§ **PROBLEM DESCRIPTION**: Pick out each line in these entries that contains the string "asignatura".

§ **PROVIDED ENTRIES**:
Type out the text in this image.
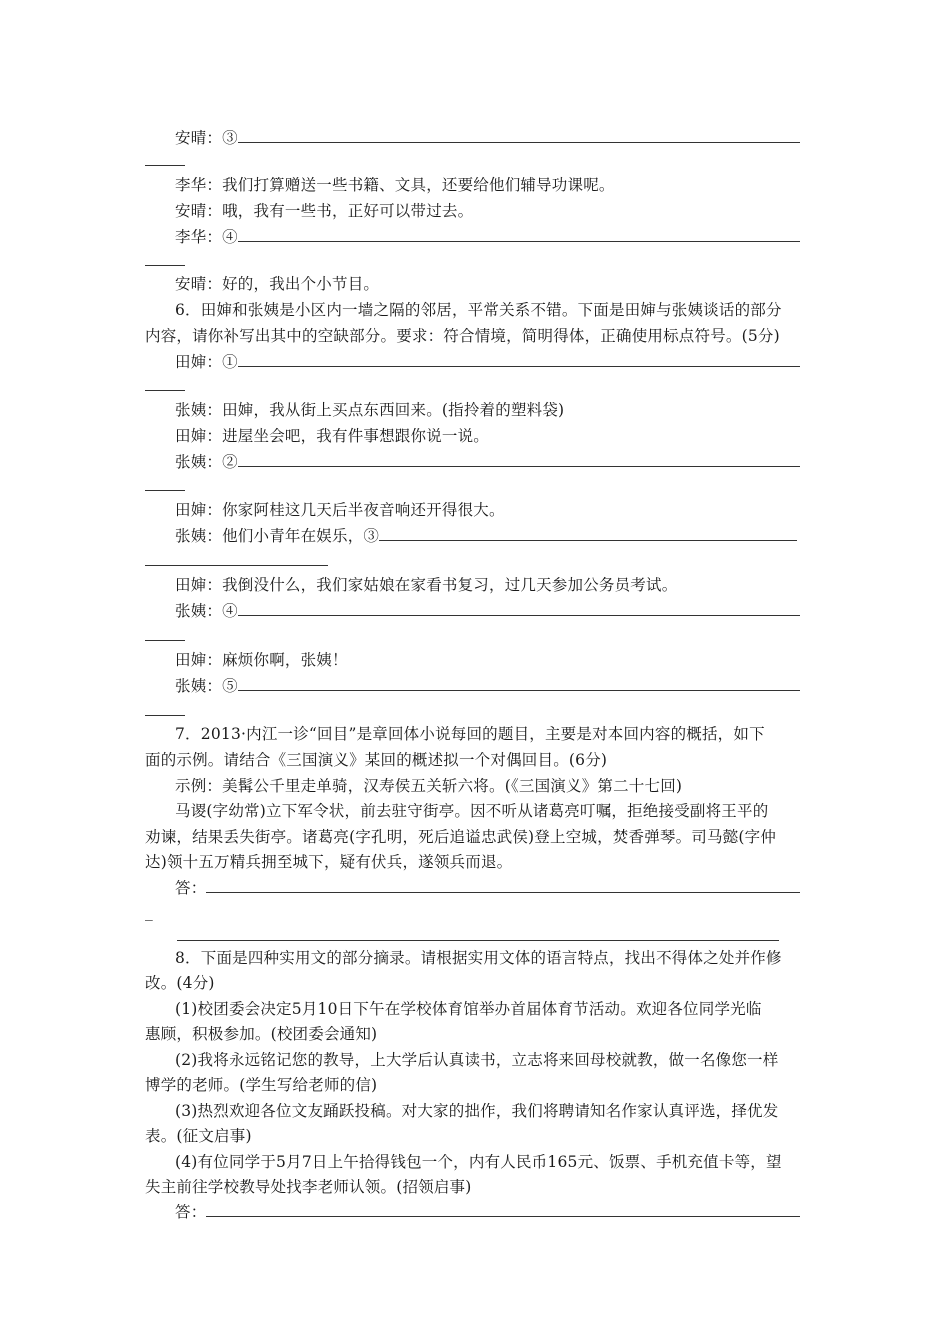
安晴：③
李华：我们打算赠送一些书籍、文具，还要给他们辅导功课呢。
安晴：哦，我有一些书，正好可以带过去。
李华：④
安晴：好的，我出个小节目。
6．田婶和张姨是小区内一墙之隔的邻居，平常关系不错。下面是田婶与张姨谈话的部分
内容，请你补写出其中的空缺部分。要求：符合情境，简明得体，正确使用标点符号。(5分)
田婶：①
张姨：田婶，我从街上买点东西回来。(指拎着的塑料袋)
田婶：进屋坐会吧，我有件事想跟你说一说。
张姨：②
田婶：你家阿桂这几天后半夜音响还开得很大。
张姨：他们小青年在娱乐，③
田婶：我倒没什么，我们家姑娘在家看书复习，过几天参加公务员考试。
张姨：④
田婶：麻烦你啊，张姨！
张姨：⑤
7．2013·内江一诊“回目”是章回体小说每回的题目，主要是对本回内容的概括，如下
面的示例。请结合《三国演义》某回的概述拟一个对偶回目。(6分)
示例：美髯公千里走单骑，汉寿侯五关斩六将。(《三国演义》第二十七回)
马谡(字幼常)立下军令状，前去驻守街亭。因不听从诸葛亮叮嘱，拒绝接受副将王平的
劝谏，结果丢失街亭。诸葛亮(字孔明，死后追谥忠武侯)登上空城，焚香弹琴。司马懿(字仲
达)领十五万精兵拥至城下，疑有伏兵，遂领兵而退。
答：
_
8．下面是四种实用文的部分摘录。请根据实用文体的语言特点，找出不得体之处并作修
改。(4分)
(1)校团委会决定5月10日下午在学校体育馆举办首届体育节活动。欢迎各位同学光临
惠顾，积极参加。(校团委会通知)
(2)我将永远铭记您的教导，上大学后认真读书，立志将来回母校就教，做一名像您一样
博学的老师。(学生写给老师的信)
(3)热烈欢迎各位文友踊跃投稿。对大家的拙作，我们将聘请知名作家认真评选，择优发
表。(征文启事)
(4)有位同学于5月7日上午拾得钱包一个，内有人民币165元、饭票、手机充值卡等，望
失主前往学校教导处找李老师认领。(招领启事)
答：
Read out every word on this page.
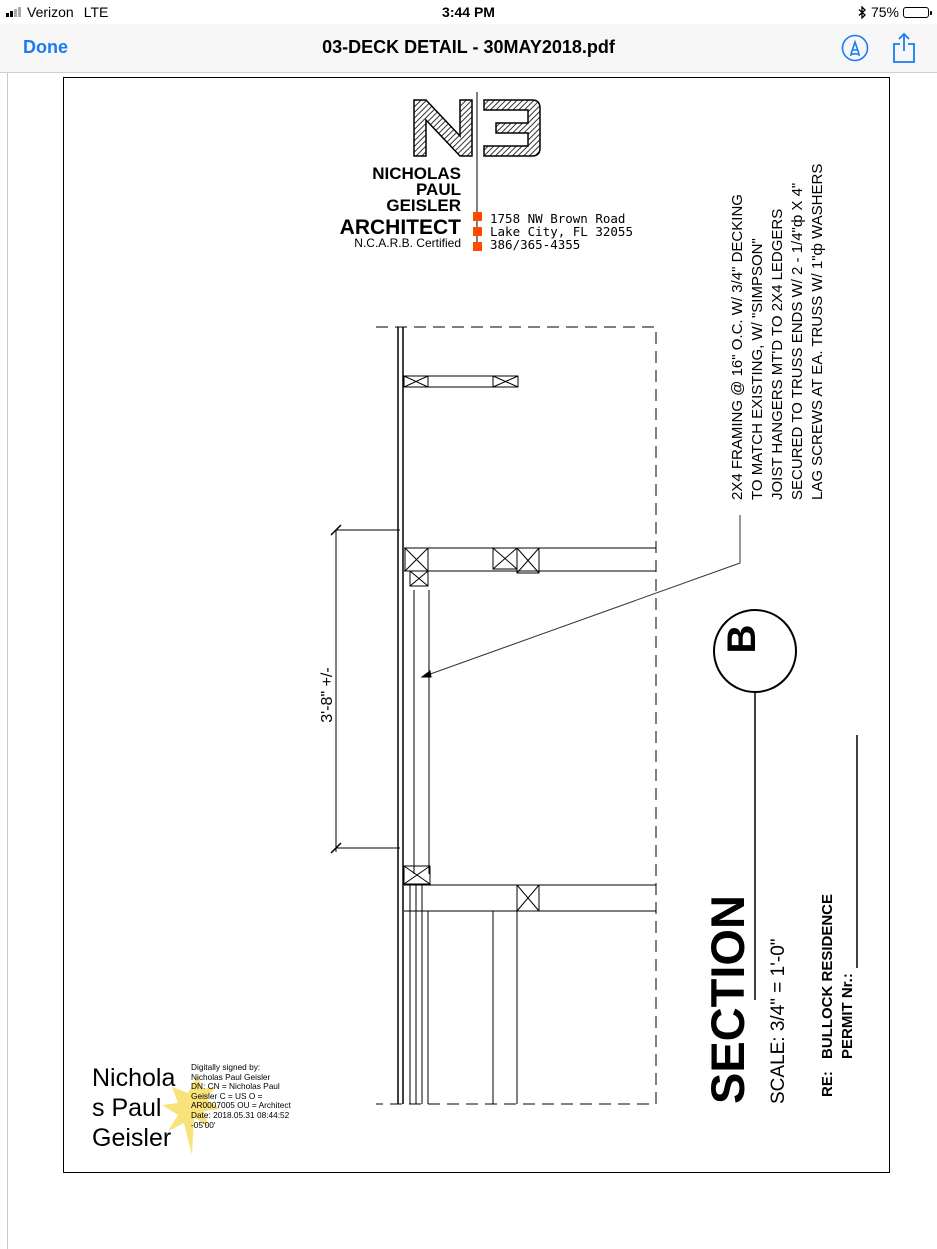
Verizon LTE	3:44 PM	75%
Done	03-DECK DETAIL - 30MAY2018.pdf
NICHOLAS
PAUL
GEISLER
ARCHITECT
N.C.A.R.B. Certified
1758 NW Brown Road
Lake City, FL 32055
386/365-4355
3'-8" +/-
2X4 FRAMING @ 16" O.C. W/ 3/4" DECKING TO MATCH EXISTING, W/ "SIMPSON" JOIST HANGERS MT'D TO 2X4 LEDGERS SECURED TO TRUSS ENDS W/ 2 - 1/4"ф X 4" LAG SCREWS AT EA. TRUSS W/ 1"ф WASHERS
B
SECTION SCALE: 3/4" = 1'-0" RE:
BULLOCK RESIDENCE PERMIT Nr.:
Nichola
s Paul
Geisler
Digitally signed by:
Nicholas Paul Geisler
DN: CN = Nicholas Paul
Geisler C = US O =
AR0007005 OU = Architect
Date: 2018.05.31 08:44:52
-05'00'
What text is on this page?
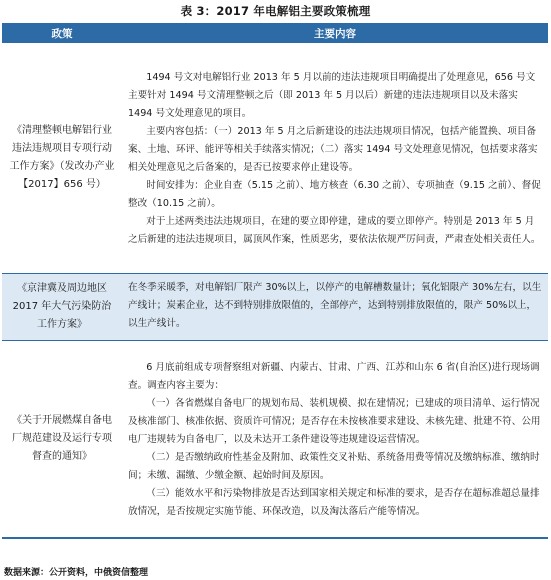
表 3：2017 年电解铝主要政策梳理
政策	主要内容
《清理整顿电解铝行业违法违规项目专项行动工作方案》（发改办产业【2017】656 号）	1494 号文对电解铝行业 2013 年 5 月以前的违法违规项目明确提出了处理意见，656 号文主要针对 1494 号文清理整顿之后（即 2013 年 5 月以后）新建的违法违规项目以及未落实 1494 号文处理意见的项目。

主要内容包括：（一）2013 年 5 月之后新建设的违法违规项目情况，包括产能置换、项目备案、土地、环评、能评等相关手续落实情况；（二）落实 1494 号文处理意见情况，包括要求落实相关处理意见之后备案的，是否已按要求停止建设等。

时间安排为：企业自查（5.15 之前）、地方核查（6.30 之前）、专项抽查（9.15 之前）、督促整改（10.15 之前）。

对于上述两类违法违规项目，在建的要立即停建，建成的要立即停产。特别是 2013 年 5 月之后新建的违法违规项目，属顶风作案，性质恶劣，要依法依规严厉问责，严肃查处相关责任人。

《京津冀及周边地区 2017 年大气污染防治工作方案》	在冬季采暖季，对电解铝厂限产 30%以上，以停产的电解槽数量计；氧化铝限产 30%左右，以生产线计；炭素企业，达不到特别排放限值的，全部停产，达到特别排放限值的，限产 50%以上，以生产线计。

《关于开展燃煤自备电厂规范建设及运行专项督查的通知》	6 月底前组成专项督察组对新疆、内蒙古、甘肃、广西、江苏和山东 6 省(自治区)进行现场调查。调查内容主要为：

（一）各省燃煤自备电厂的规划布局、装机规模、拟在建情况；已建成的项目清单、运行情况及核准部门、核准依据、资质许可情况；是否存在未按核准要求建设、未核先建、批建不符、公用电厂违规转为自备电厂，以及未达开工条件建设等违规建设运营情况。

（二）是否缴纳政府性基金及附加、政策性交叉补贴、系统备用费等情况及缴纳标准、缴纳时间；未缴、漏缴、少缴金额、起始时间及原因。

（三）能效水平和污染物排放是否达到国家相关规定和标准的要求，是否存在超标准超总量排放情况，是否按规定实施节能、环保改造，以及淘汰落后产能等情况。

数据来源：公开资料，中俄资信整理
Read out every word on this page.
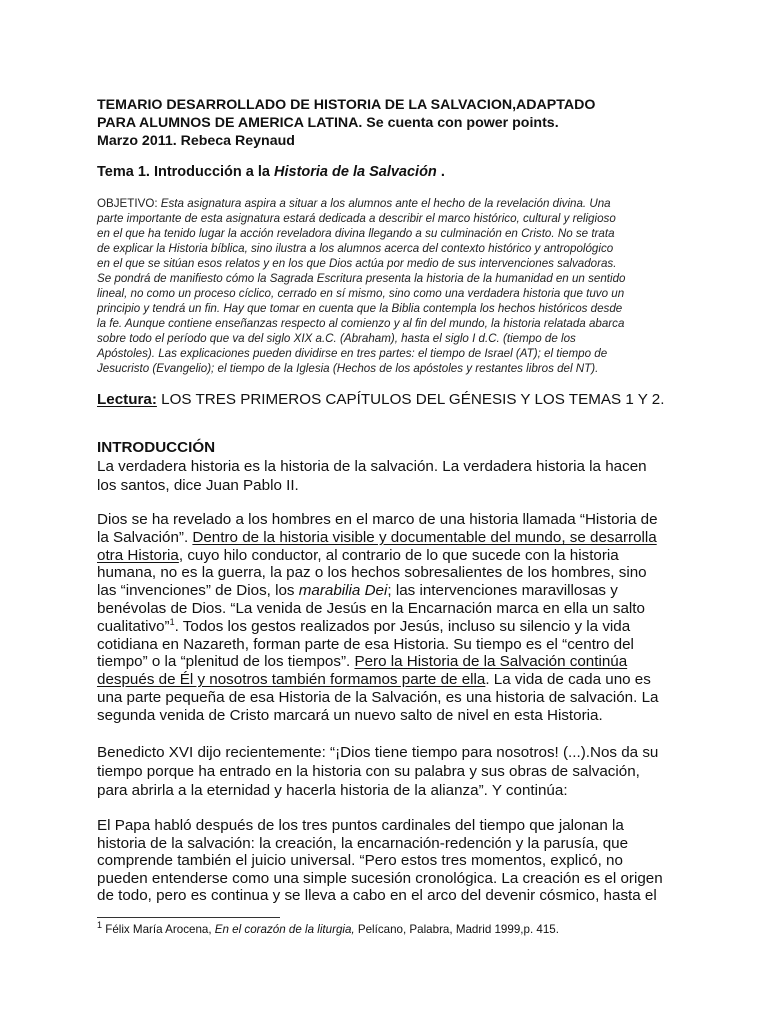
TEMARIO DESARROLLADO DE HISTORIA DE LA SALVACION,ADAPTADO
PARA ALUMNOS DE AMERICA LATINA. Se cuenta con power points.
Marzo 2011. Rebeca Reynaud
Tema 1. Introducción a la Historia de la Salvación .
OBJETIVO: Esta asignatura aspira a situar a los alumnos ante el hecho de la revelación divina. Una
parte importante de esta asignatura estará dedicada a describir el marco histórico, cultural y religioso
en el que ha tenido lugar la acción reveladora divina llegando a su culminación en Cristo. No se trata
de explicar la Historia bíblica, sino ilustra a los alumnos acerca del contexto histórico y antropológico
en el que se sitúan esos relatos y en los que Dios actúa por medio de sus intervenciones salvadoras.
Se pondrá de manifiesto cómo la Sagrada Escritura presenta la historia de la humanidad en un sentido
lineal, no como un proceso cíclico, cerrado en sí mismo, sino como una verdadera historia que tuvo un
principio y tendrá un fin. Hay que tomar en cuenta que la Biblia contempla los hechos históricos desde
la fe. Aunque contiene enseñanzas respecto al comienzo y al fin del mundo, la historia relatada abarca
sobre todo el período que va del siglo XIX a.C. (Abraham), hasta el siglo I d.C. (tiempo de los
Apóstoles). Las explicaciones pueden dividirse en tres partes: el tiempo de Israel (AT); el tiempo de
Jesucristo (Evangelio); el tiempo de la Iglesia (Hechos de los apóstoles y restantes libros del NT).
Lectura: LOS TRES PRIMEROS CAPÍTULOS DEL GÉNESIS Y LOS TEMAS 1 Y 2.
INTRODUCCIÓN
La verdadera historia es la historia de la salvación. La verdadera historia la hacen
los santos, dice Juan Pablo II.
Dios se ha revelado a los hombres en el marco de una historia llamada “Historia de
la Salvación”. Dentro de la historia visible y documentable del mundo, se desarrolla
otra Historia, cuyo hilo conductor, al contrario de lo que sucede con la historia
humana, no es la guerra, la paz o los hechos sobresalientes de los hombres, sino
las “invenciones” de Dios, los marabilia Dei; las intervenciones maravillosas y
benévolas de Dios. “La venida de Jesús en la Encarnación marca en ella un salto
cualitativo”$^1$. Todos los gestos realizados por Jesús, incluso su silencio y la vida
cotidiana en Nazareth, forman parte de esa Historia. Su tiempo es el “centro del
tiempo” o la “plenitud de los tiempos”. Pero la Historia de la Salvación continúa
después de Él y nosotros también formamos parte de ella. La vida de cada uno es
una parte pequeña de esa Historia de la Salvación, es una historia de salvación. La
segunda venida de Cristo marcará un nuevo salto de nivel en esta Historia.
Benedicto XVI dijo recientemente: “¡Dios tiene tiempo para nosotros! (...).Nos da su
tiempo porque ha entrado en la historia con su palabra y sus obras de salvación,
para abrirla a la eternidad y hacerla historia de la alianza”. Y continúa:
El Papa habló después de los tres puntos cardinales del tiempo que jalonan la
historia de la salvación: la creación, la encarnación-redención y la parusía, que
comprende también el juicio universal. “Pero estos tres momentos, explicó, no
pueden entenderse como una simple sucesión cronológica. La creación es el origen
de todo, pero es continua y se lleva a cabo en el arco del devenir cósmico, hasta el
$^1$ Félix María Arocena, En el corazón de la liturgia, Pelícano, Palabra, Madrid 1999,p. 415.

§ **THE COMPLETED TASK**:
OBJETIVO: Esta asignatura aspira a situar a los alumnos ante el hecho de la revelación divina. Una
parte importante de esta asignatura estará dedicada a describir el marco histórico, cultural y religioso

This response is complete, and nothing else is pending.